**Given task:** Copy out each line that includes the word "rail".

─── Source material ───

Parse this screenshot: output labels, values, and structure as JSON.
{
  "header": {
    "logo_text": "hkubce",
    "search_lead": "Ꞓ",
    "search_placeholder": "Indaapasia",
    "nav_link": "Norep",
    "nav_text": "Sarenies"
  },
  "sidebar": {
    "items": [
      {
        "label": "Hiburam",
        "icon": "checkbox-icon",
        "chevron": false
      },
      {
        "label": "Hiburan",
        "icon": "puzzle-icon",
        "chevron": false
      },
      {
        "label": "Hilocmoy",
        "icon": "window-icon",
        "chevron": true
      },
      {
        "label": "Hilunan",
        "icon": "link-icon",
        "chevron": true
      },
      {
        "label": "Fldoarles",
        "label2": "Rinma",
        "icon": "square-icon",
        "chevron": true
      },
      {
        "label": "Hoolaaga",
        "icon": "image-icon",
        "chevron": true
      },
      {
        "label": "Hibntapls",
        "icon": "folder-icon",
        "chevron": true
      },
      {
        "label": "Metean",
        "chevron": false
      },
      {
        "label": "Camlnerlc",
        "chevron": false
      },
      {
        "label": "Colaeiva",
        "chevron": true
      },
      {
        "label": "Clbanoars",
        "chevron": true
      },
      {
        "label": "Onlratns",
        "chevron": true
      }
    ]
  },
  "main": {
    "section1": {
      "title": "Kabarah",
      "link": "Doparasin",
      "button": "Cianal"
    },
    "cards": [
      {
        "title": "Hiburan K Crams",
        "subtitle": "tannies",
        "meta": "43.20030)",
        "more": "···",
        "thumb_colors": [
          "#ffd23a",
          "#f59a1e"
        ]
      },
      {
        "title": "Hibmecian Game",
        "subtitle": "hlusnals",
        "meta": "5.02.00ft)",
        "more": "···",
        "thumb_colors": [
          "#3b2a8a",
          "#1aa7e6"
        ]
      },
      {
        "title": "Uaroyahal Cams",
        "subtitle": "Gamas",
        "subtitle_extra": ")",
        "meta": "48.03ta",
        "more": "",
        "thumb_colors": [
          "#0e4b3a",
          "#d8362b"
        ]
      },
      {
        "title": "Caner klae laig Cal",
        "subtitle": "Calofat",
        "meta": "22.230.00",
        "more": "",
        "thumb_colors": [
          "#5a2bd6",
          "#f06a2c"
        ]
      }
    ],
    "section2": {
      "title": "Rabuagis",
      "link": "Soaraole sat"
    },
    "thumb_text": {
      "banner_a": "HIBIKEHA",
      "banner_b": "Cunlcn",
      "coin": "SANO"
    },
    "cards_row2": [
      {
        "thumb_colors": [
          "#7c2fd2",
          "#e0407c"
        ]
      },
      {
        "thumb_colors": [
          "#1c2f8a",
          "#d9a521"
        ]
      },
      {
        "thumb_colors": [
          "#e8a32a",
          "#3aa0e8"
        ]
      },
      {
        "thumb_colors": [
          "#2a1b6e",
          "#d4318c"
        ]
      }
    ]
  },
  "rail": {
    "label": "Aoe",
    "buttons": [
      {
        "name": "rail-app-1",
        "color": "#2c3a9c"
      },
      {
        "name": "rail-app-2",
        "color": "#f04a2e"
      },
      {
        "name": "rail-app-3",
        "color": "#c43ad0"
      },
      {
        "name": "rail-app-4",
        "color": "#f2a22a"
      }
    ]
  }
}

───

**Task answer:**
  "rail": {
        "name": "rail-app-1",
        "name": "rail-app-2",
        "name": "rail-app-3",
        "name": "rail-app-4",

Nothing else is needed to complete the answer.